Material to process =

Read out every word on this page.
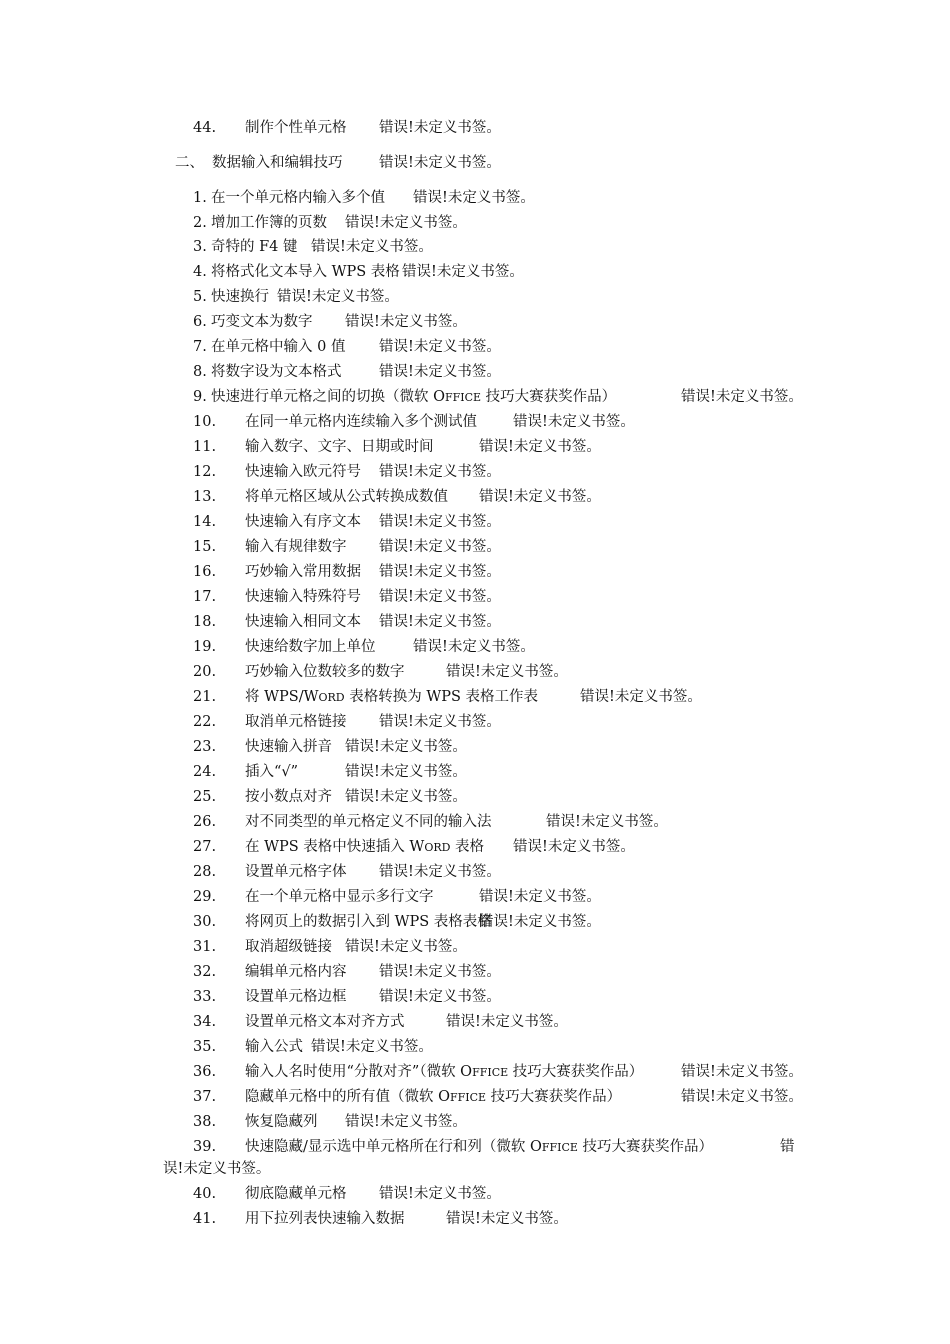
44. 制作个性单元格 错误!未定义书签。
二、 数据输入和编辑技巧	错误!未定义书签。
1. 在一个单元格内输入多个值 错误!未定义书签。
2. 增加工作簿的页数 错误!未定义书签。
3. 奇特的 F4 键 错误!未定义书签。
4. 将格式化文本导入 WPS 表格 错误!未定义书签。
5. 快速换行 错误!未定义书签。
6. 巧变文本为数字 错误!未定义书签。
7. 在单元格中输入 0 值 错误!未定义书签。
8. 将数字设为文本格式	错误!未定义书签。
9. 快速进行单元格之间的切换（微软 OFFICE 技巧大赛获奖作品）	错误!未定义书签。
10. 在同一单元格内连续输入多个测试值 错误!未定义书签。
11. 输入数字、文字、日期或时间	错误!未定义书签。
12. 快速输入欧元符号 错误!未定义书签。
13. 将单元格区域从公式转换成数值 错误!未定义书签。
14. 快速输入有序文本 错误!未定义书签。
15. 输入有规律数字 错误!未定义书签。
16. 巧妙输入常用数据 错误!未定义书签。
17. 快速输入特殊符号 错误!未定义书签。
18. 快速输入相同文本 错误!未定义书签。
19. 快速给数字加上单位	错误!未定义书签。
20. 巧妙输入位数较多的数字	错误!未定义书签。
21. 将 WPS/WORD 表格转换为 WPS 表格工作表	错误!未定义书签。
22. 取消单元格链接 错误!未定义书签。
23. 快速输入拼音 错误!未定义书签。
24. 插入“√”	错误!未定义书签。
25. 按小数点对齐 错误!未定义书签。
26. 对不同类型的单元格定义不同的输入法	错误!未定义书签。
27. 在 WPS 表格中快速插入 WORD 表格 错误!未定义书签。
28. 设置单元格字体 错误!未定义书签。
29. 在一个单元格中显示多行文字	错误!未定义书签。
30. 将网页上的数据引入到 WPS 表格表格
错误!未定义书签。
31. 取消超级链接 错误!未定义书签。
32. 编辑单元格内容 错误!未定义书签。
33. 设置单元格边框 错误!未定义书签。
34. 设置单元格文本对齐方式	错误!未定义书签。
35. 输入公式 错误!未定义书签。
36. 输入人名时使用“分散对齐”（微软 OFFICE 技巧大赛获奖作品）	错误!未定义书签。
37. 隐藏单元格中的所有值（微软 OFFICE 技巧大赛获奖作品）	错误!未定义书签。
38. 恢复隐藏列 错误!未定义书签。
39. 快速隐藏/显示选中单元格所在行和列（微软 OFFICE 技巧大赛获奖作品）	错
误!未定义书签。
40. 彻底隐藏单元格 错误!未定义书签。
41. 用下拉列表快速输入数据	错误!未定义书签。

Aim of the task = Pictures are to be left out; the records above must be repeated word for word.

Answer in full =
Read out every word on this page.
44. 制作个性单元格 错误!未定义书签。
二、 数据输入和编辑技巧	错误!未定义书签。
1. 在一个单元格内输入多个值 错误!未定义书签。
2. 增加工作簿的页数 错误!未定义书签。
3. 奇特的 F4 键 错误!未定义书签。
4. 将格式化文本导入 WPS 表格 错误!未定义书签。
5. 快速换行 错误!未定义书签。
6. 巧变文本为数字 错误!未定义书签。
7. 在单元格中输入 0 值 错误!未定义书签。
8. 将数字设为文本格式	错误!未定义书签。
9. 快速进行单元格之间的切换（微软 OFFICE 技巧大赛获奖作品）	错误!未定义书签。
10. 在同一单元格内连续输入多个测试值 错误!未定义书签。
11. 输入数字、文字、日期或时间	错误!未定义书签。
12. 快速输入欧元符号 错误!未定义书签。
13. 将单元格区域从公式转换成数值 错误!未定义书签。
14. 快速输入有序文本 错误!未定义书签。
15. 输入有规律数字 错误!未定义书签。
16. 巧妙输入常用数据 错误!未定义书签。
17. 快速输入特殊符号 错误!未定义书签。
18. 快速输入相同文本 错误!未定义书签。
19. 快速给数字加上单位	错误!未定义书签。
20. 巧妙输入位数较多的数字	错误!未定义书签。
21. 将 WPS/WORD 表格转换为 WPS 表格工作表	错误!未定义书签。
22. 取消单元格链接 错误!未定义书签。
23. 快速输入拼音 错误!未定义书签。
24. 插入“√”	错误!未定义书签。
25. 按小数点对齐 错误!未定义书签。
26. 对不同类型的单元格定义不同的输入法	错误!未定义书签。
27. 在 WPS 表格中快速插入 WORD 表格 错误!未定义书签。
28. 设置单元格字体 错误!未定义书签。
29. 在一个单元格中显示多行文字	错误!未定义书签。
30. 将网页上的数据引入到 WPS 表格表格
错误!未定义书签。
31. 取消超级链接 错误!未定义书签。
32. 编辑单元格内容 错误!未定义书签。
33. 设置单元格边框 错误!未定义书签。
34. 设置单元格文本对齐方式	错误!未定义书签。
35. 输入公式 错误!未定义书签。
36. 输入人名时使用“分散对齐”（微软 OFFICE 技巧大赛获奖作品）	错误!未定义书签。
37. 隐藏单元格中的所有值（微软 OFFICE 技巧大赛获奖作品）	错误!未定义书签。
38. 恢复隐藏列 错误!未定义书签。
39. 快速隐藏/显示选中单元格所在行和列（微软 OFFICE 技巧大赛获奖作品）	错
误!未定义书签。
40. 彻底隐藏单元格 错误!未定义书签。
41. 用下拉列表快速输入数据	错误!未定义书签。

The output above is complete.